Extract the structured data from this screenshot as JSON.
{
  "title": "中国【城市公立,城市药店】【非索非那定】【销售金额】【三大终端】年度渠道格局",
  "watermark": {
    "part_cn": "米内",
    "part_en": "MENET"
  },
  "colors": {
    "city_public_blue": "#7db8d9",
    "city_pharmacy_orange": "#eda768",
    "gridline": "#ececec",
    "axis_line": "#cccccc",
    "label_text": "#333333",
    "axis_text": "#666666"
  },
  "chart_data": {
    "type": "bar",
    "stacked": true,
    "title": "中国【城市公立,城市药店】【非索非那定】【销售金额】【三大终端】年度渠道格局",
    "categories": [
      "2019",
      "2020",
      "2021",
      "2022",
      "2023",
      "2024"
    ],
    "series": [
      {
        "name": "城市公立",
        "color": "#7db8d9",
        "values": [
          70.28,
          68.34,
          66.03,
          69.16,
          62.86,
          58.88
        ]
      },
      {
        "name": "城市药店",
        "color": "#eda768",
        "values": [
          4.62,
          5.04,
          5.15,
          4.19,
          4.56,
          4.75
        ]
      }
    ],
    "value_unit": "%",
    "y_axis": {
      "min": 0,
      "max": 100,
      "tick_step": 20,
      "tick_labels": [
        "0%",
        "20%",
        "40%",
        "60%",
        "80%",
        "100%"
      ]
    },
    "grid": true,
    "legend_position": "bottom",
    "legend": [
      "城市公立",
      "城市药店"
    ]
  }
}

——————

▶ Job: Reproduce the material precisely, including every line.

▶ Response for this exercise:
Extract the structured data from this screenshot as JSON.
{
  "title": "中国【城市公立,城市药店】【非索非那定】【销售金额】【三大终端】年度渠道格局",
  "watermark": {
    "part_cn": "米内",
    "part_en": "MENET"
  },
  "colors": {
    "city_public_blue": "#7db8d9",
    "city_pharmacy_orange": "#eda768",
    "gridline": "#ececec",
    "axis_line": "#cccccc",
    "label_text": "#333333",
    "axis_text": "#666666"
  },
  "chart_data": {
    "type": "bar",
    "stacked": true,
    "title": "中国【城市公立,城市药店】【非索非那定】【销售金额】【三大终端】年度渠道格局",
    "categories": [
      "2019",
      "2020",
      "2021",
      "2022",
      "2023",
      "2024"
    ],
    "series": [
      {
        "name": "城市公立",
        "color": "#7db8d9",
        "values": [
          70.28,
          68.34,
          66.03,
          69.16,
          62.86,
          58.88
        ]
      },
      {
        "name": "城市药店",
        "color": "#eda768",
        "values": [
          4.62,
          5.04,
          5.15,
          4.19,
          4.56,
          4.75
        ]
      }
    ],
    "value_unit": "%",
    "y_axis": {
      "min": 0,
      "max": 100,
      "tick_step": 20,
      "tick_labels": [
        "0%",
        "20%",
        "40%",
        "60%",
        "80%",
        "100%"
      ]
    },
    "grid": true,
    "legend_position": "bottom",
    "legend": [
      "城市公立",
      "城市药店"
    ]
  }
}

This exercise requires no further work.